(Excerpts from a figure dataset)
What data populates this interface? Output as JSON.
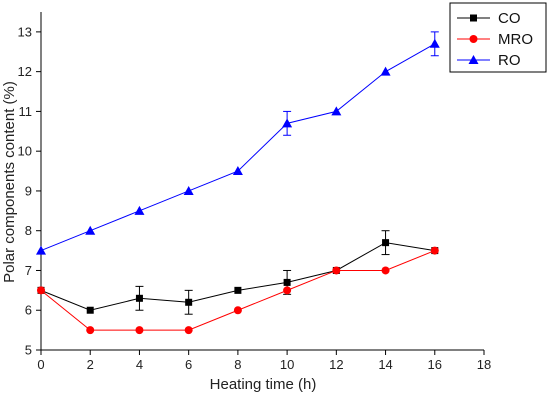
{
  "chart_data": {
    "type": "line",
    "title": "",
    "xlabel": "Heating time (h)",
    "ylabel": "Polar components content (%)",
    "xlim": [
      0,
      18
    ],
    "ylim": [
      5,
      13.5
    ],
    "xticks": [
      0,
      2,
      4,
      6,
      8,
      10,
      12,
      14,
      16,
      18
    ],
    "yticks": [
      5,
      6,
      7,
      8,
      9,
      10,
      11,
      12,
      13
    ],
    "grid": false,
    "legend_position": "top-right",
    "x": [
      0,
      2,
      4,
      6,
      8,
      10,
      12,
      14,
      16
    ],
    "series": [
      {
        "name": "CO",
        "color": "#000000",
        "marker": "square",
        "values": [
          6.5,
          6.0,
          6.3,
          6.2,
          6.5,
          6.7,
          7.0,
          7.7,
          7.5
        ],
        "errors": [
          0,
          0,
          0.3,
          0.3,
          0,
          0.3,
          0,
          0.3,
          0
        ]
      },
      {
        "name": "MRO",
        "color": "#ff0000",
        "marker": "circle",
        "values": [
          6.5,
          5.5,
          5.5,
          5.5,
          6.0,
          6.5,
          7.0,
          7.0,
          7.5
        ],
        "errors": [
          0,
          0,
          0,
          0,
          0,
          0,
          0,
          0,
          0
        ]
      },
      {
        "name": "RO",
        "color": "#0000ff",
        "marker": "triangle",
        "values": [
          7.5,
          8.0,
          8.5,
          9.0,
          9.5,
          10.7,
          11.0,
          12.0,
          12.7
        ],
        "errors": [
          0,
          0,
          0,
          0,
          0,
          0.3,
          0,
          0,
          0.3
        ]
      }
    ]
  }
}
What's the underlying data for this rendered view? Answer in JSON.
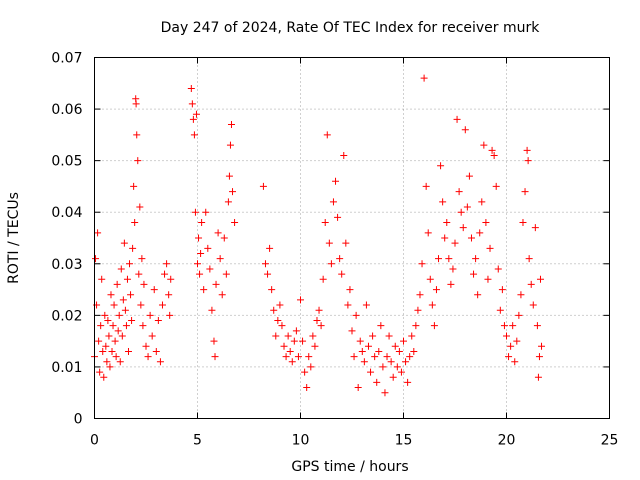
{
  "chart_data": {
    "type": "scatter",
    "title": "Day 247 of 2024, Rate Of TEC Index for receiver murk",
    "xlabel": "GPS time / hours",
    "ylabel": "ROTI / TECUs",
    "xlim": [
      0,
      25
    ],
    "ylim": [
      0,
      0.07
    ],
    "xticks": [
      0,
      5,
      10,
      15,
      20,
      25
    ],
    "xtick_labels": [
      "0",
      "5",
      "10",
      "15",
      "20",
      "25"
    ],
    "yticks": [
      0,
      0.01,
      0.02,
      0.03,
      0.04,
      0.05,
      0.06,
      0.07
    ],
    "ytick_labels": [
      "0",
      "0.01",
      "0.02",
      "0.03",
      "0.04",
      "0.05",
      "0.06",
      "0.07"
    ],
    "grid": true,
    "marker": "+",
    "color": "#ff0000",
    "points": [
      [
        0.0,
        0.012
      ],
      [
        0.05,
        0.031
      ],
      [
        0.1,
        0.022
      ],
      [
        0.15,
        0.036
      ],
      [
        0.2,
        0.015
      ],
      [
        0.25,
        0.009
      ],
      [
        0.3,
        0.018
      ],
      [
        0.35,
        0.027
      ],
      [
        0.4,
        0.013
      ],
      [
        0.45,
        0.008
      ],
      [
        0.5,
        0.02
      ],
      [
        0.55,
        0.014
      ],
      [
        0.6,
        0.011
      ],
      [
        0.65,
        0.019
      ],
      [
        0.7,
        0.016
      ],
      [
        0.75,
        0.01
      ],
      [
        0.8,
        0.024
      ],
      [
        0.85,
        0.013
      ],
      [
        0.9,
        0.018
      ],
      [
        0.95,
        0.022
      ],
      [
        1.0,
        0.015
      ],
      [
        1.05,
        0.012
      ],
      [
        1.1,
        0.026
      ],
      [
        1.15,
        0.017
      ],
      [
        1.2,
        0.02
      ],
      [
        1.25,
        0.011
      ],
      [
        1.3,
        0.029
      ],
      [
        1.35,
        0.016
      ],
      [
        1.4,
        0.023
      ],
      [
        1.45,
        0.034
      ],
      [
        1.5,
        0.021
      ],
      [
        1.55,
        0.018
      ],
      [
        1.6,
        0.027
      ],
      [
        1.65,
        0.013
      ],
      [
        1.7,
        0.03
      ],
      [
        1.75,
        0.024
      ],
      [
        1.8,
        0.019
      ],
      [
        1.85,
        0.033
      ],
      [
        1.9,
        0.045
      ],
      [
        1.95,
        0.038
      ],
      [
        2.0,
        0.062
      ],
      [
        2.02,
        0.061
      ],
      [
        2.05,
        0.055
      ],
      [
        2.1,
        0.05
      ],
      [
        2.15,
        0.028
      ],
      [
        2.2,
        0.041
      ],
      [
        2.25,
        0.022
      ],
      [
        2.3,
        0.031
      ],
      [
        2.35,
        0.018
      ],
      [
        2.4,
        0.026
      ],
      [
        2.5,
        0.014
      ],
      [
        2.6,
        0.012
      ],
      [
        2.7,
        0.02
      ],
      [
        2.8,
        0.016
      ],
      [
        2.9,
        0.025
      ],
      [
        3.0,
        0.013
      ],
      [
        3.1,
        0.019
      ],
      [
        3.2,
        0.011
      ],
      [
        3.3,
        0.022
      ],
      [
        3.4,
        0.028
      ],
      [
        3.5,
        0.03
      ],
      [
        3.6,
        0.024
      ],
      [
        3.65,
        0.02
      ],
      [
        3.7,
        0.027
      ],
      [
        4.7,
        0.064
      ],
      [
        4.75,
        0.061
      ],
      [
        4.8,
        0.058
      ],
      [
        4.85,
        0.055
      ],
      [
        4.9,
        0.04
      ],
      [
        4.95,
        0.059
      ],
      [
        5.0,
        0.03
      ],
      [
        5.05,
        0.035
      ],
      [
        5.1,
        0.028
      ],
      [
        5.15,
        0.032
      ],
      [
        5.2,
        0.038
      ],
      [
        5.3,
        0.025
      ],
      [
        5.4,
        0.04
      ],
      [
        5.5,
        0.033
      ],
      [
        5.6,
        0.029
      ],
      [
        5.7,
        0.021
      ],
      [
        5.8,
        0.015
      ],
      [
        5.85,
        0.012
      ],
      [
        5.9,
        0.026
      ],
      [
        6.0,
        0.036
      ],
      [
        6.1,
        0.031
      ],
      [
        6.2,
        0.024
      ],
      [
        6.3,
        0.035
      ],
      [
        6.4,
        0.028
      ],
      [
        6.5,
        0.042
      ],
      [
        6.55,
        0.047
      ],
      [
        6.6,
        0.053
      ],
      [
        6.65,
        0.057
      ],
      [
        6.7,
        0.044
      ],
      [
        6.8,
        0.038
      ],
      [
        8.2,
        0.045
      ],
      [
        8.3,
        0.03
      ],
      [
        8.4,
        0.028
      ],
      [
        8.5,
        0.033
      ],
      [
        8.6,
        0.025
      ],
      [
        8.7,
        0.021
      ],
      [
        8.8,
        0.016
      ],
      [
        8.9,
        0.019
      ],
      [
        9.0,
        0.022
      ],
      [
        9.1,
        0.018
      ],
      [
        9.2,
        0.014
      ],
      [
        9.3,
        0.012
      ],
      [
        9.4,
        0.016
      ],
      [
        9.5,
        0.013
      ],
      [
        9.6,
        0.011
      ],
      [
        9.7,
        0.015
      ],
      [
        9.8,
        0.017
      ],
      [
        9.9,
        0.012
      ],
      [
        10.0,
        0.023
      ],
      [
        10.1,
        0.015
      ],
      [
        10.2,
        0.009
      ],
      [
        10.3,
        0.006
      ],
      [
        10.4,
        0.012
      ],
      [
        10.5,
        0.01
      ],
      [
        10.6,
        0.016
      ],
      [
        10.7,
        0.014
      ],
      [
        10.8,
        0.019
      ],
      [
        10.9,
        0.021
      ],
      [
        11.0,
        0.018
      ],
      [
        11.1,
        0.027
      ],
      [
        11.2,
        0.038
      ],
      [
        11.3,
        0.055
      ],
      [
        11.4,
        0.034
      ],
      [
        11.5,
        0.03
      ],
      [
        11.6,
        0.042
      ],
      [
        11.7,
        0.046
      ],
      [
        11.8,
        0.039
      ],
      [
        11.9,
        0.031
      ],
      [
        12.0,
        0.028
      ],
      [
        12.1,
        0.051
      ],
      [
        12.2,
        0.034
      ],
      [
        12.3,
        0.022
      ],
      [
        12.4,
        0.025
      ],
      [
        12.5,
        0.017
      ],
      [
        12.6,
        0.012
      ],
      [
        12.7,
        0.02
      ],
      [
        12.8,
        0.006
      ],
      [
        12.9,
        0.015
      ],
      [
        13.0,
        0.013
      ],
      [
        13.1,
        0.011
      ],
      [
        13.2,
        0.022
      ],
      [
        13.3,
        0.014
      ],
      [
        13.4,
        0.009
      ],
      [
        13.5,
        0.016
      ],
      [
        13.6,
        0.012
      ],
      [
        13.7,
        0.007
      ],
      [
        13.8,
        0.013
      ],
      [
        13.9,
        0.018
      ],
      [
        14.0,
        0.01
      ],
      [
        14.1,
        0.005
      ],
      [
        14.2,
        0.012
      ],
      [
        14.3,
        0.016
      ],
      [
        14.4,
        0.011
      ],
      [
        14.5,
        0.008
      ],
      [
        14.6,
        0.014
      ],
      [
        14.7,
        0.01
      ],
      [
        14.8,
        0.013
      ],
      [
        14.9,
        0.009
      ],
      [
        15.0,
        0.015
      ],
      [
        15.1,
        0.011
      ],
      [
        15.2,
        0.007
      ],
      [
        15.3,
        0.012
      ],
      [
        15.4,
        0.016
      ],
      [
        15.5,
        0.013
      ],
      [
        15.6,
        0.018
      ],
      [
        15.7,
        0.021
      ],
      [
        15.8,
        0.024
      ],
      [
        15.9,
        0.03
      ],
      [
        16.0,
        0.066
      ],
      [
        16.1,
        0.045
      ],
      [
        16.2,
        0.036
      ],
      [
        16.3,
        0.027
      ],
      [
        16.4,
        0.022
      ],
      [
        16.5,
        0.018
      ],
      [
        16.6,
        0.025
      ],
      [
        16.7,
        0.031
      ],
      [
        16.8,
        0.049
      ],
      [
        16.9,
        0.042
      ],
      [
        17.0,
        0.035
      ],
      [
        17.1,
        0.038
      ],
      [
        17.2,
        0.031
      ],
      [
        17.3,
        0.026
      ],
      [
        17.4,
        0.029
      ],
      [
        17.5,
        0.034
      ],
      [
        17.6,
        0.058
      ],
      [
        17.7,
        0.044
      ],
      [
        17.8,
        0.04
      ],
      [
        17.9,
        0.037
      ],
      [
        18.0,
        0.056
      ],
      [
        18.1,
        0.041
      ],
      [
        18.2,
        0.047
      ],
      [
        18.3,
        0.035
      ],
      [
        18.4,
        0.028
      ],
      [
        18.5,
        0.031
      ],
      [
        18.6,
        0.024
      ],
      [
        18.7,
        0.036
      ],
      [
        18.8,
        0.042
      ],
      [
        18.9,
        0.053
      ],
      [
        19.0,
        0.038
      ],
      [
        19.1,
        0.027
      ],
      [
        19.2,
        0.033
      ],
      [
        19.3,
        0.052
      ],
      [
        19.4,
        0.051
      ],
      [
        19.5,
        0.045
      ],
      [
        19.6,
        0.029
      ],
      [
        19.7,
        0.021
      ],
      [
        19.8,
        0.025
      ],
      [
        19.9,
        0.018
      ],
      [
        20.0,
        0.016
      ],
      [
        20.1,
        0.012
      ],
      [
        20.2,
        0.014
      ],
      [
        20.3,
        0.018
      ],
      [
        20.4,
        0.011
      ],
      [
        20.5,
        0.015
      ],
      [
        20.6,
        0.02
      ],
      [
        20.7,
        0.024
      ],
      [
        20.8,
        0.038
      ],
      [
        20.9,
        0.044
      ],
      [
        21.0,
        0.052
      ],
      [
        21.05,
        0.05
      ],
      [
        21.1,
        0.031
      ],
      [
        21.2,
        0.026
      ],
      [
        21.3,
        0.022
      ],
      [
        21.4,
        0.037
      ],
      [
        21.5,
        0.018
      ],
      [
        21.55,
        0.008
      ],
      [
        21.6,
        0.012
      ],
      [
        21.65,
        0.027
      ],
      [
        21.7,
        0.014
      ]
    ]
  }
}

= Do this =
Leave out every line without the string "title" and copy the rest.

= Response =
    "title": "",
    "title": "Day 247 of 2024, Rate Of TEC Index for receiver murk",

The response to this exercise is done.